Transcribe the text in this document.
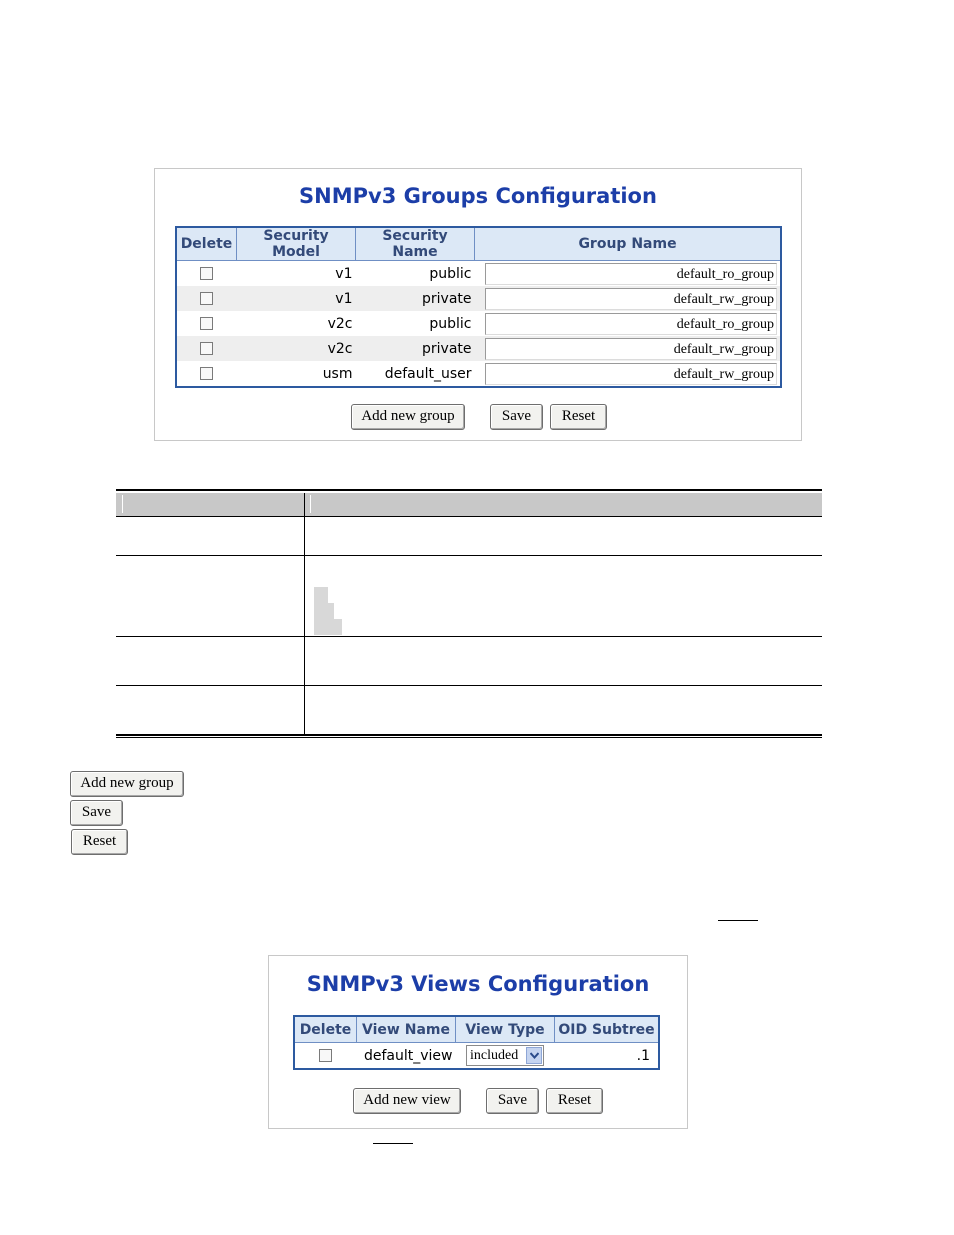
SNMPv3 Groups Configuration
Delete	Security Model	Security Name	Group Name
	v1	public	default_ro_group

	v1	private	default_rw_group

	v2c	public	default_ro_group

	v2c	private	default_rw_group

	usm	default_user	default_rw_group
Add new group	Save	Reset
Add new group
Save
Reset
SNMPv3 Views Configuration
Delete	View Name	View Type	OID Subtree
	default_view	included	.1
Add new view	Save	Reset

========================

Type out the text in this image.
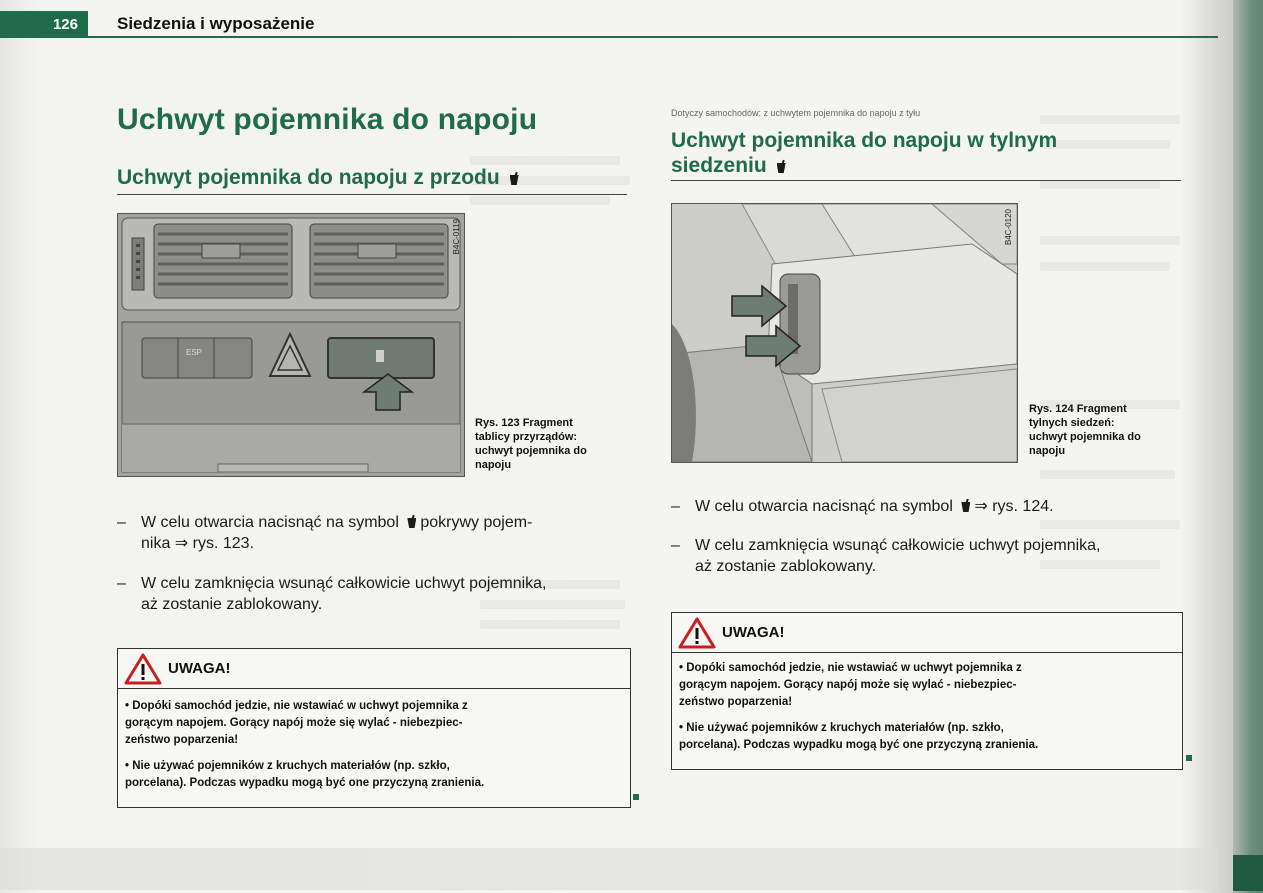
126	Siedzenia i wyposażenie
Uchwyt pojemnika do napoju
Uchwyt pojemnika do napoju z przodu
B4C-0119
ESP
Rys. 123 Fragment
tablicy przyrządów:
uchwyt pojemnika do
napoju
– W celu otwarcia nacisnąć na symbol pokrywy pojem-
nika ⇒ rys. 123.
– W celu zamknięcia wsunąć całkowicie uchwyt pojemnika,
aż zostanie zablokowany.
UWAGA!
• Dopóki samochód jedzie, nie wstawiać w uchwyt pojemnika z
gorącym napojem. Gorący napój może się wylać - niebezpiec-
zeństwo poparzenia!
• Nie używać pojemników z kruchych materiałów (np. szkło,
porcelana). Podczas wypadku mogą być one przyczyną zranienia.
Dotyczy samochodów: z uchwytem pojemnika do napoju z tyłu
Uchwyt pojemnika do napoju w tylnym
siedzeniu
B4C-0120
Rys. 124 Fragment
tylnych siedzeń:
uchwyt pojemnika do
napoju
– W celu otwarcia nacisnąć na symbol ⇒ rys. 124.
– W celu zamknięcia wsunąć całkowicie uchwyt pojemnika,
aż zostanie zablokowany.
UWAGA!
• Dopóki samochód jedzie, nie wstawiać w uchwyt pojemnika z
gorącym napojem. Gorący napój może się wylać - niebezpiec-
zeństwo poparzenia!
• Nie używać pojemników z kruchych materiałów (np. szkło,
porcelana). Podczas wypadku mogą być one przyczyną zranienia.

========================

DIRECTION: Copy out every line from the material above in which the word "pojemnika" appears.

SOLUTION TO THE PROBLEM:
Uchwyt pojemnika do napoju
Uchwyt pojemnika do napoju z przodu
uchwyt pojemnika do
– W celu zamknięcia wsunąć całkowicie uchwyt pojemnika,
• Dopóki samochód jedzie, nie wstawiać w uchwyt pojemnika z
Dotyczy samochodów: z uchwytem pojemnika do napoju z tyłu
Uchwyt pojemnika do napoju w tylnym
uchwyt pojemnika do
– W celu zamknięcia wsunąć całkowicie uchwyt pojemnika,
• Dopóki samochód jedzie, nie wstawiać w uchwyt pojemnika z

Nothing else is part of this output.